Written problem: Copy every row below without changing a single character.

Part of a data file:
=====
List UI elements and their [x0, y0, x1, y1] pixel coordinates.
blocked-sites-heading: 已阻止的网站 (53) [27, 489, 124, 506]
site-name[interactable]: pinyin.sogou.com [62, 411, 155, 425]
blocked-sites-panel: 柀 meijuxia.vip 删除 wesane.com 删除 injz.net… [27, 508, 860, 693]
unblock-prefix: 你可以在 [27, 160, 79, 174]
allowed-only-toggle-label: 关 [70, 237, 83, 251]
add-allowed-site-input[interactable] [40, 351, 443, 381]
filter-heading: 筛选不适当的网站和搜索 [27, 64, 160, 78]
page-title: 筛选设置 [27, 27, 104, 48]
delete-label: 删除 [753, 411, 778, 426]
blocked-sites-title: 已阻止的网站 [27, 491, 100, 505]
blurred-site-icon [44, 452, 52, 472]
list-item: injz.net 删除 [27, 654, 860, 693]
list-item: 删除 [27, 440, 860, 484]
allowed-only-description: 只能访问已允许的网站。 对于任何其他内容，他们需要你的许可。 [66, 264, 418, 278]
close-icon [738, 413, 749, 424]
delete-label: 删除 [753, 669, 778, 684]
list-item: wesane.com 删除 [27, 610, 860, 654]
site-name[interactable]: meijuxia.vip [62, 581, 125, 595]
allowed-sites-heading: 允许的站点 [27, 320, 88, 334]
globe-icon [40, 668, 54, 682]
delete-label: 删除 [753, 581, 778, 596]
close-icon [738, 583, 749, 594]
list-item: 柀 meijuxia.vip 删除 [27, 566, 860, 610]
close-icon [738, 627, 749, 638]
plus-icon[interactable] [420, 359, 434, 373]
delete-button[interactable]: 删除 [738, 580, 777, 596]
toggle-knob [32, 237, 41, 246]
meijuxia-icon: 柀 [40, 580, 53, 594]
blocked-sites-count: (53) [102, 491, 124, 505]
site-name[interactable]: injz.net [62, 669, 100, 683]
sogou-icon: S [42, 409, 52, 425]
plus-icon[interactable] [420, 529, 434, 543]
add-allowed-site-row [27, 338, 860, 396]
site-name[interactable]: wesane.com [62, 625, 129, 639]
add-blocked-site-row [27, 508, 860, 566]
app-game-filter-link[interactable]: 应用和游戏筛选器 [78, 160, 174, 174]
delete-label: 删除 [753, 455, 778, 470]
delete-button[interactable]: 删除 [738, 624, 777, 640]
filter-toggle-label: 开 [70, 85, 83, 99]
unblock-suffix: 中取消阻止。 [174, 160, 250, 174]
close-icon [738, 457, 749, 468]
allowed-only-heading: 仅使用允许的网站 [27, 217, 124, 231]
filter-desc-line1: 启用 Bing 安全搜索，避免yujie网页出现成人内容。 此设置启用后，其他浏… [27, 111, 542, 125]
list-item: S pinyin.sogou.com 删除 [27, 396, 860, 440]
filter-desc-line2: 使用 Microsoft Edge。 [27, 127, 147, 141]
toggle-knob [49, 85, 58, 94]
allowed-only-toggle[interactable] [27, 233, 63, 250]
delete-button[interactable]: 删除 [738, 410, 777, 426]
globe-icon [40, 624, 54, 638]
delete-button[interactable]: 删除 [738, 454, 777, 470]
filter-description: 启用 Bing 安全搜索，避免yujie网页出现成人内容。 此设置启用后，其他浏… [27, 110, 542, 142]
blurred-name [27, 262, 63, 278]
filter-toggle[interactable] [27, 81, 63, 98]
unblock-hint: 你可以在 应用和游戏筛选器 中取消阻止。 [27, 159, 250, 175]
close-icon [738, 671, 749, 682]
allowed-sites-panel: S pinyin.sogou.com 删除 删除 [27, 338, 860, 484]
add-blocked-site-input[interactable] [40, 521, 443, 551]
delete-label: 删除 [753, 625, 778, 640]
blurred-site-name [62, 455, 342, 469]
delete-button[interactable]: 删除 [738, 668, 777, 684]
=====
Complete response:
List UI elements and their [x0, y0, x1, y1] pixel coordinates.
blocked-sites-heading: 已阻止的网站 (53) [27, 489, 124, 506]
site-name[interactable]: pinyin.sogou.com [62, 411, 155, 425]
blocked-sites-panel: 柀 meijuxia.vip 删除 wesane.com 删除 injz.net… [27, 508, 860, 693]
unblock-prefix: 你可以在 [27, 160, 79, 174]
allowed-only-toggle-label: 关 [70, 237, 83, 251]
add-allowed-site-input[interactable] [40, 351, 443, 381]
filter-heading: 筛选不适当的网站和搜索 [27, 64, 160, 78]
page-title: 筛选设置 [27, 27, 104, 48]
delete-label: 删除 [753, 411, 778, 426]
blocked-sites-title: 已阻止的网站 [27, 491, 100, 505]
blurred-site-icon [44, 452, 52, 472]
list-item: injz.net 删除 [27, 654, 860, 693]
list-item: 删除 [27, 440, 860, 484]
allowed-only-description: 只能访问已允许的网站。 对于任何其他内容，他们需要你的许可。 [66, 264, 418, 278]
close-icon [738, 413, 749, 424]
delete-label: 删除 [753, 669, 778, 684]
list-item: wesane.com 删除 [27, 610, 860, 654]
site-name[interactable]: meijuxia.vip [62, 581, 125, 595]
allowed-sites-heading: 允许的站点 [27, 320, 88, 334]
globe-icon [40, 668, 54, 682]
delete-label: 删除 [753, 581, 778, 596]
close-icon [738, 583, 749, 594]
list-item: 柀 meijuxia.vip 删除 [27, 566, 860, 610]
close-icon [738, 627, 749, 638]
plus-icon[interactable] [420, 359, 434, 373]
delete-button[interactable]: 删除 [738, 580, 777, 596]
toggle-knob [32, 237, 41, 246]
meijuxia-icon: 柀 [40, 580, 53, 594]
blocked-sites-count: (53) [102, 491, 124, 505]
site-name[interactable]: injz.net [62, 669, 100, 683]
sogou-icon: S [42, 409, 52, 425]
plus-icon[interactable] [420, 529, 434, 543]
add-allowed-site-row [27, 338, 860, 396]
site-name[interactable]: wesane.com [62, 625, 129, 639]
add-blocked-site-row [27, 508, 860, 566]
app-game-filter-link[interactable]: 应用和游戏筛选器 [78, 160, 174, 174]
delete-label: 删除 [753, 455, 778, 470]
delete-button[interactable]: 删除 [738, 624, 777, 640]
filter-toggle-label: 开 [70, 85, 83, 99]
unblock-suffix: 中取消阻止。 [174, 160, 250, 174]
close-icon [738, 457, 749, 468]
allowed-only-heading: 仅使用允许的网站 [27, 217, 124, 231]
filter-desc-line1: 启用 Bing 安全搜索，避免yujie网页出现成人内容。 此设置启用后，其他浏… [27, 111, 542, 125]
list-item: S pinyin.sogou.com 删除 [27, 396, 860, 440]
filter-desc-line2: 使用 Microsoft Edge。 [27, 127, 147, 141]
toggle-knob [49, 85, 58, 94]
allowed-only-toggle[interactable] [27, 233, 63, 250]
delete-button[interactable]: 删除 [738, 410, 777, 426]
globe-icon [40, 624, 54, 638]
delete-button[interactable]: 删除 [738, 454, 777, 470]
filter-description: 启用 Bing 安全搜索，避免yujie网页出现成人内容。 此设置启用后，其他浏… [27, 110, 542, 142]
blurred-name [27, 262, 63, 278]
filter-toggle[interactable] [27, 81, 63, 98]
unblock-hint: 你可以在 应用和游戏筛选器 中取消阻止。 [27, 159, 250, 175]
close-icon [738, 671, 749, 682]
allowed-sites-panel: S pinyin.sogou.com 删除 删除 [27, 338, 860, 484]
add-blocked-site-input[interactable] [40, 521, 443, 551]
delete-label: 删除 [753, 625, 778, 640]
blurred-site-name [62, 455, 342, 469]
delete-button[interactable]: 删除 [738, 668, 777, 684]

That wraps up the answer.